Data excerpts
◆ ◆ ◆

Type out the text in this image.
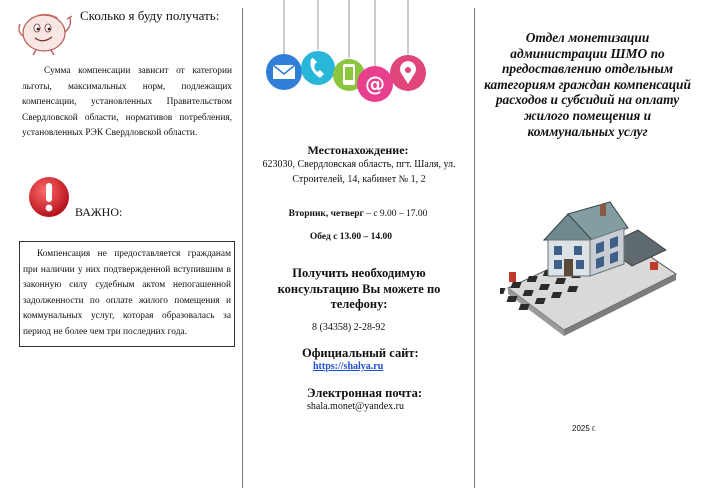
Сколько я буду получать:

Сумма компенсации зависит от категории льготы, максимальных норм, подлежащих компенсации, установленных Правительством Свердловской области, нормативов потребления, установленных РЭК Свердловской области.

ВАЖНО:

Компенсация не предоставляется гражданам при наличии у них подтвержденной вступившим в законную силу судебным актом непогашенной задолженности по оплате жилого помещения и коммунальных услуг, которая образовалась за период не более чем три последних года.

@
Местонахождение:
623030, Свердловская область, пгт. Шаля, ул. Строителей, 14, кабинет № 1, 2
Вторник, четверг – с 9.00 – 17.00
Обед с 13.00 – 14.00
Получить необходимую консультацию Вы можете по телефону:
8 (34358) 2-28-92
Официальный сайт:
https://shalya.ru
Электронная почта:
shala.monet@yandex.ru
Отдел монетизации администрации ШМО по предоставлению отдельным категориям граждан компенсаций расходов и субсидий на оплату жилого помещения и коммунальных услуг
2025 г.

◆ ◆ ◆

| What this task involves |
Leave out all images, then reproduce the entries above exactly.

| Expected output |
Type out the text in this image.
Сколько я буду получать:

Сумма компенсации зависит от категории льготы, максимальных норм, подлежащих компенсации, установленных Правительством Свердловской области, нормативов потребления, установленных РЭК Свердловской области.

ВАЖНО:

Компенсация не предоставляется гражданам при наличии у них подтвержденной вступившим в законную силу судебным актом непогашенной задолженности по оплате жилого помещения и коммунальных услуг, которая образовалась за период не более чем три последних года.

@
Местонахождение:
623030, Свердловская область, пгт. Шаля, ул. Строителей, 14, кабинет № 1, 2
Вторник, четверг – с 9.00 – 17.00
Обед с 13.00 – 14.00
Получить необходимую консультацию Вы можете по телефону:
8 (34358) 2-28-92
Официальный сайт:
https://shalya.ru
Электронная почта:
shala.monet@yandex.ru
Отдел монетизации администрации ШМО по предоставлению отдельным категориям граждан компенсаций расходов и субсидий на оплату жилого помещения и коммунальных услуг
2025 г.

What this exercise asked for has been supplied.